WORK REQUIRED
Scan the data below and pick out the lines containing the word "seed".
════
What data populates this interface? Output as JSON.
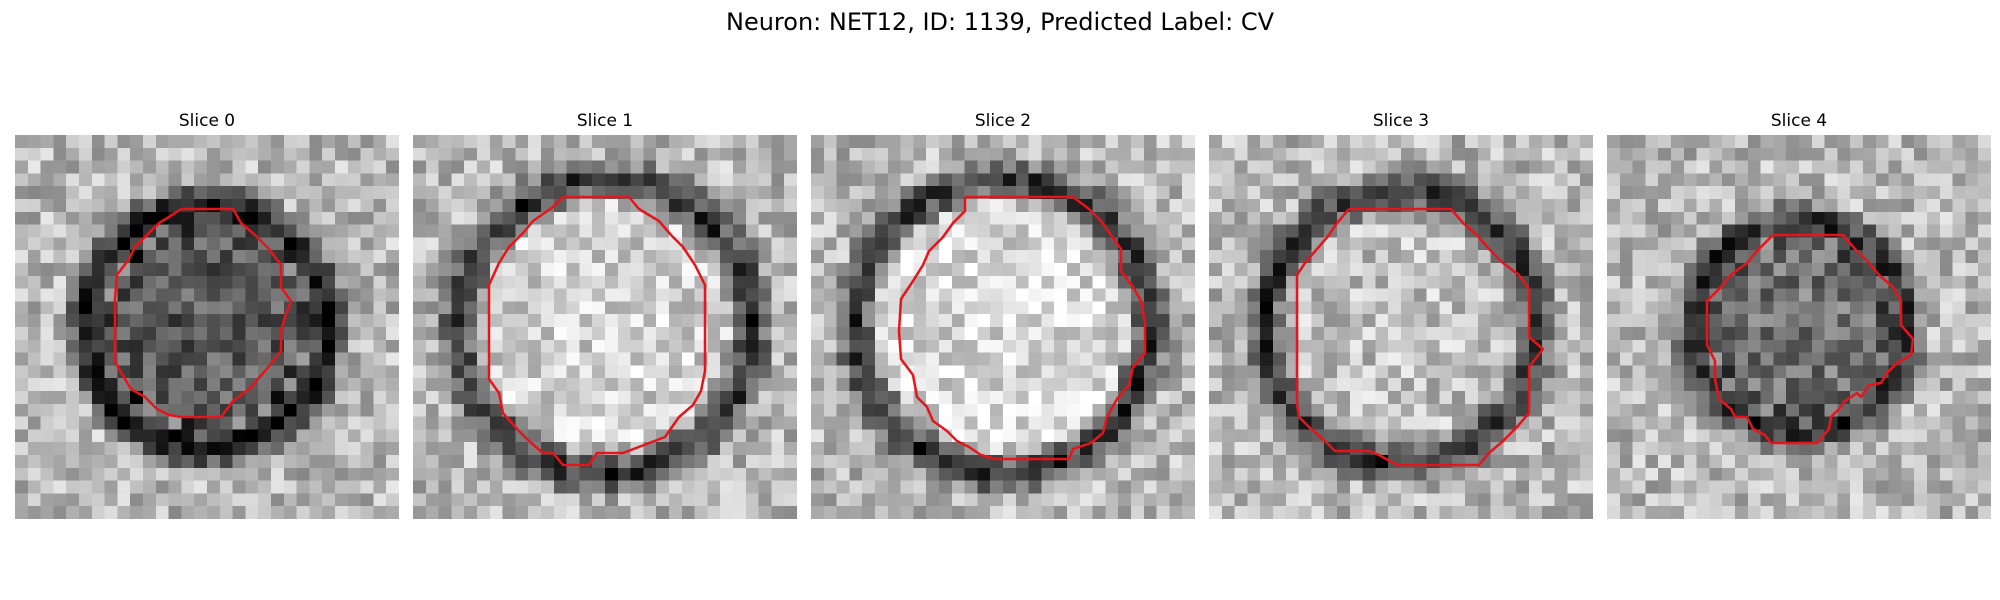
{
  "figure": {
    "title": "Neuron: NET12, ID: 1139, Predicted Label: CV",
    "contour_color": "#e8141b"
  },
  "slices": [
    {
      "title": "Slice 0",
      "seed": 11,
      "ring_darkness": 0.75,
      "inner_level": 0.35,
      "radius_frac": 0.33
    },
    {
      "title": "Slice 1",
      "seed": 23,
      "ring_darkness": 0.55,
      "inner_level": 0.82,
      "radius_frac": 0.4
    },
    {
      "title": "Slice 2",
      "seed": 37,
      "ring_darkness": 0.55,
      "inner_level": 0.85,
      "radius_frac": 0.4
    },
    {
      "title": "Slice 3",
      "seed": 41,
      "ring_darkness": 0.55,
      "inner_level": 0.75,
      "radius_frac": 0.37
    },
    {
      "title": "Slice 4",
      "seed": 53,
      "ring_darkness": 0.6,
      "inner_level": 0.45,
      "radius_frac": 0.29
    }
  ]
}
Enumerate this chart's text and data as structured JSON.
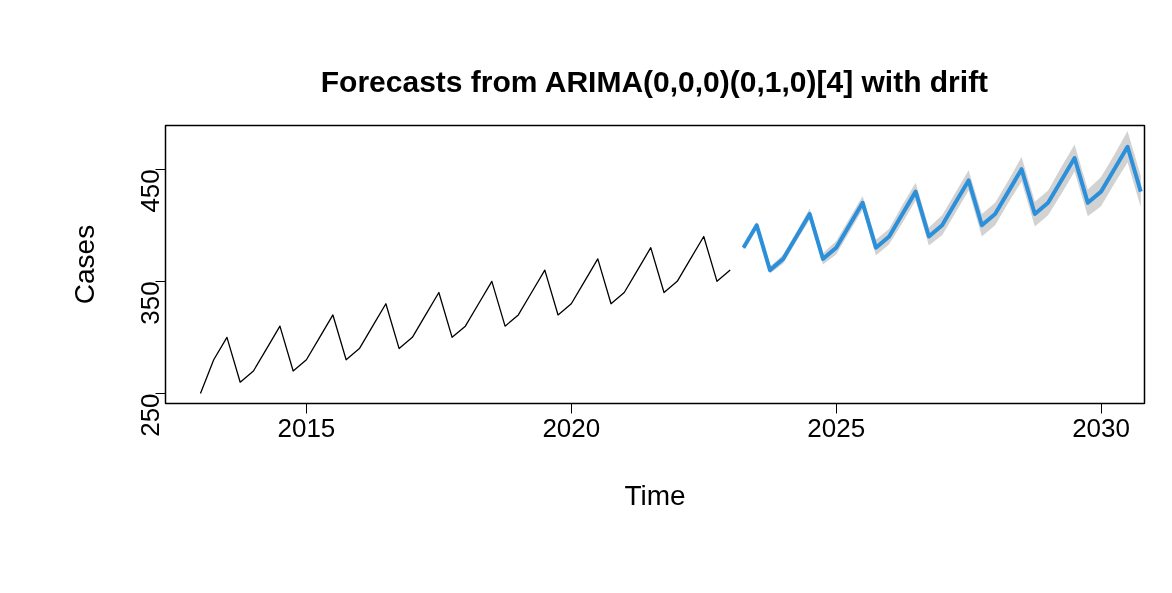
{
  "chart_data": {
    "type": "line",
    "title": "Forecasts from ARIMA(0,0,0)(0,1,0)[4] with drift",
    "xlabel": "Time",
    "ylabel": "Cases",
    "xlim": [
      2012.34,
      2030.82
    ],
    "ylim": [
      241,
      489
    ],
    "xticks": [
      2015,
      2020,
      2025,
      2030
    ],
    "yticks": [
      250,
      350,
      450
    ],
    "grid": false,
    "series": [
      {
        "color": "#000000",
        "x": [
          2013,
          2013.25,
          2013.5,
          2013.75,
          2014,
          2014.25,
          2014.5,
          2014.75,
          2015,
          2015.25,
          2015.5,
          2015.75,
          2016,
          2016.25,
          2016.5,
          2016.75,
          2017,
          2017.25,
          2017.5,
          2017.75,
          2018,
          2018.25,
          2018.5,
          2018.75,
          2019,
          2019.25,
          2019.5,
          2019.75,
          2020,
          2020.25,
          2020.5,
          2020.75,
          2021,
          2021.25,
          2021.5,
          2021.75,
          2022,
          2022.25,
          2022.5,
          2022.75,
          2023
        ],
        "values": [
          250,
          280,
          300,
          260,
          270,
          290,
          310,
          270,
          280,
          300,
          320,
          280,
          290,
          310,
          330,
          290,
          300,
          320,
          340,
          300,
          310,
          330,
          350,
          310,
          320,
          340,
          360,
          320,
          330,
          350,
          370,
          330,
          340,
          360,
          380,
          340,
          350,
          370,
          390,
          350,
          360
        ]
      },
      {
        "color": "#2b8fd9",
        "x": [
          2023.25,
          2023.5,
          2023.75,
          2024,
          2024.25,
          2024.5,
          2024.75,
          2025,
          2025.25,
          2025.5,
          2025.75,
          2026,
          2026.25,
          2026.5,
          2026.75,
          2027,
          2027.25,
          2027.5,
          2027.75,
          2028,
          2028.25,
          2028.5,
          2028.75,
          2029,
          2029.25,
          2029.5,
          2029.75,
          2030,
          2030.25,
          2030.5,
          2030.75
        ],
        "values": [
          380,
          400,
          360,
          370,
          390,
          410,
          370,
          380,
          400,
          420,
          380,
          390,
          410,
          430,
          390,
          400,
          420,
          440,
          400,
          410,
          430,
          450,
          410,
          420,
          440,
          460,
          420,
          430,
          450,
          470,
          430
        ],
        "lower": [
          378,
          397,
          357,
          366,
          386,
          405,
          365,
          374,
          394,
          414,
          373,
          383,
          402,
          422,
          382,
          391,
          411,
          431,
          390,
          400,
          420,
          439,
          399,
          409,
          428,
          448,
          408,
          417,
          437,
          456,
          416
        ],
        "upper": [
          382,
          403,
          363,
          374,
          394,
          415,
          375,
          386,
          406,
          426,
          387,
          397,
          418,
          438,
          398,
          409,
          429,
          449,
          410,
          420,
          440,
          461,
          421,
          431,
          452,
          472,
          432,
          443,
          463,
          484,
          444
        ]
      }
    ]
  }
}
════
OUTPUT
      "seed": 11,
      "seed": 23,
      "seed": 37,
      "seed": 41,
      "seed": 53,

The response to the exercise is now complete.